───── Record list ─────

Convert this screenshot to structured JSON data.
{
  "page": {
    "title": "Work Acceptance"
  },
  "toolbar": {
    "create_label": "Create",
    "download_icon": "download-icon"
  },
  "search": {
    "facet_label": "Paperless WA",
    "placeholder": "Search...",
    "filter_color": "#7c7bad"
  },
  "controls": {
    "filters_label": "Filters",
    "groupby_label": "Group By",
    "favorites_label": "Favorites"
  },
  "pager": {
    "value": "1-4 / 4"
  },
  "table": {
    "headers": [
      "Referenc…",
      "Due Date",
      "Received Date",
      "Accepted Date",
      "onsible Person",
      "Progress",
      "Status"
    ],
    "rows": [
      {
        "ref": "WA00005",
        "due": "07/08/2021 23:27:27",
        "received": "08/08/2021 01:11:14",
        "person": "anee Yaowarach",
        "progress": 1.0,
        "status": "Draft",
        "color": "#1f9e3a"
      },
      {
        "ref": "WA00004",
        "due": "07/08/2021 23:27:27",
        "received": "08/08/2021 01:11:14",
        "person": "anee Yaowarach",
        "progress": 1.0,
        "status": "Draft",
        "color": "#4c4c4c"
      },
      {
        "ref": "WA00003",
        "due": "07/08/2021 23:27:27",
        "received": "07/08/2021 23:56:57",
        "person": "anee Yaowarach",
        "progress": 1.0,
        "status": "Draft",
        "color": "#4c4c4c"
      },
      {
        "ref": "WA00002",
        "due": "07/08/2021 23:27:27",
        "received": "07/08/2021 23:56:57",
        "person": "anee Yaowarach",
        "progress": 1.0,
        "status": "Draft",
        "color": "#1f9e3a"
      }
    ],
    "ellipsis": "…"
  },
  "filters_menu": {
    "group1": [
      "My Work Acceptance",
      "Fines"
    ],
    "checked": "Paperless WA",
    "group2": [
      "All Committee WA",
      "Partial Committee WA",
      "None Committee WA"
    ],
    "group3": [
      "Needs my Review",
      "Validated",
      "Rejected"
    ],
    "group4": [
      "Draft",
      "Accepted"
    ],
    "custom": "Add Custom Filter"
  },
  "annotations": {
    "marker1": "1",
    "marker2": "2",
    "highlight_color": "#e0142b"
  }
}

─────

_Exercise description_
Extract each line from the listing above, please, and repeat it exactly.

_Response_
Convert this screenshot to structured JSON data.
{
  "page": {
    "title": "Work Acceptance"
  },
  "toolbar": {
    "create_label": "Create",
    "download_icon": "download-icon"
  },
  "search": {
    "facet_label": "Paperless WA",
    "placeholder": "Search...",
    "filter_color": "#7c7bad"
  },
  "controls": {
    "filters_label": "Filters",
    "groupby_label": "Group By",
    "favorites_label": "Favorites"
  },
  "pager": {
    "value": "1-4 / 4"
  },
  "table": {
    "headers": [
      "Referenc…",
      "Due Date",
      "Received Date",
      "Accepted Date",
      "onsible Person",
      "Progress",
      "Status"
    ],
    "rows": [
      {
        "ref": "WA00005",
        "due": "07/08/2021 23:27:27",
        "received": "08/08/2021 01:11:14",
        "person": "anee Yaowarach",
        "progress": 1.0,
        "status": "Draft",
        "color": "#1f9e3a"
      },
      {
        "ref": "WA00004",
        "due": "07/08/2021 23:27:27",
        "received": "08/08/2021 01:11:14",
        "person": "anee Yaowarach",
        "progress": 1.0,
        "status": "Draft",
        "color": "#4c4c4c"
      },
      {
        "ref": "WA00003",
        "due": "07/08/2021 23:27:27",
        "received": "07/08/2021 23:56:57",
        "person": "anee Yaowarach",
        "progress": 1.0,
        "status": "Draft",
        "color": "#4c4c4c"
      },
      {
        "ref": "WA00002",
        "due": "07/08/2021 23:27:27",
        "received": "07/08/2021 23:56:57",
        "person": "anee Yaowarach",
        "progress": 1.0,
        "status": "Draft",
        "color": "#1f9e3a"
      }
    ],
    "ellipsis": "…"
  },
  "filters_menu": {
    "group1": [
      "My Work Acceptance",
      "Fines"
    ],
    "checked": "Paperless WA",
    "group2": [
      "All Committee WA",
      "Partial Committee WA",
      "None Committee WA"
    ],
    "group3": [
      "Needs my Review",
      "Validated",
      "Rejected"
    ],
    "group4": [
      "Draft",
      "Accepted"
    ],
    "custom": "Add Custom Filter"
  },
  "annotations": {
    "marker1": "1",
    "marker2": "2",
    "highlight_color": "#e0142b"
  }
}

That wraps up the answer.